[Data entries for graphics]
--- --- ---
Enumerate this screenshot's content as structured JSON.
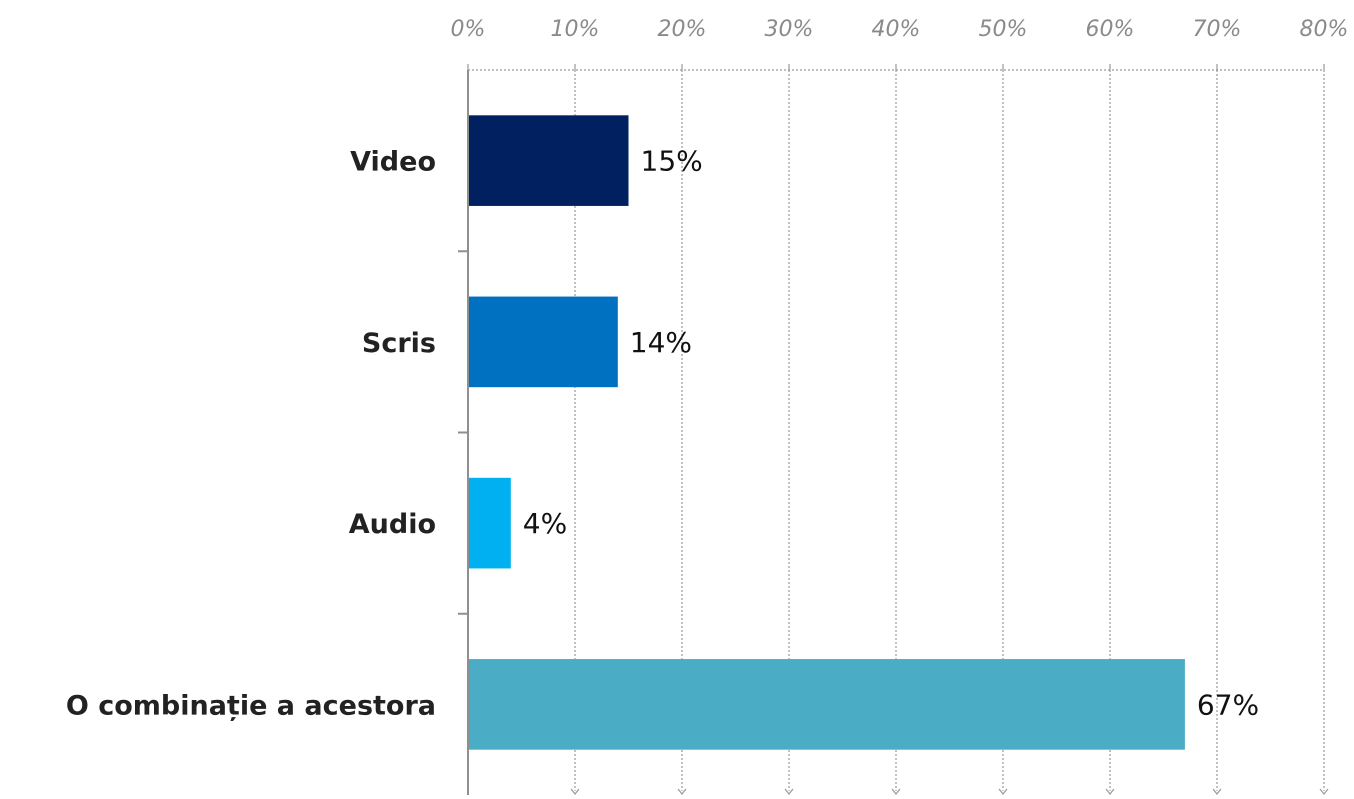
{
  "chart_data": {
    "type": "bar",
    "orientation": "horizontal",
    "categories": [
      "Video",
      "Scris",
      "Audio",
      "O combinație a acestora"
    ],
    "values": [
      15,
      14,
      4,
      67
    ],
    "value_labels": [
      "15%",
      "14%",
      "4%",
      "67%"
    ],
    "bar_colors": [
      "#002060",
      "#0070C0",
      "#00B0F0",
      "#4BACC6"
    ],
    "x_ticks": [
      "0%",
      "10%",
      "20%",
      "30%",
      "40%",
      "50%",
      "60%",
      "70%",
      "80%"
    ],
    "xlim": [
      0,
      80
    ],
    "x_axis_position": "top",
    "grid": true,
    "title": "",
    "xlabel": "",
    "ylabel": ""
  }
}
--- --- ---
:: Brief ::
Write out each line of the data exactly; the images should be left out.

:: Task result ::
Enumerate this screenshot's content as structured JSON.
{
  "chart_data": {
    "type": "bar",
    "orientation": "horizontal",
    "categories": [
      "Video",
      "Scris",
      "Audio",
      "O combinație a acestora"
    ],
    "values": [
      15,
      14,
      4,
      67
    ],
    "value_labels": [
      "15%",
      "14%",
      "4%",
      "67%"
    ],
    "bar_colors": [
      "#002060",
      "#0070C0",
      "#00B0F0",
      "#4BACC6"
    ],
    "x_ticks": [
      "0%",
      "10%",
      "20%",
      "30%",
      "40%",
      "50%",
      "60%",
      "70%",
      "80%"
    ],
    "xlim": [
      0,
      80
    ],
    "x_axis_position": "top",
    "grid": true,
    "title": "",
    "xlabel": "",
    "ylabel": ""
  }
}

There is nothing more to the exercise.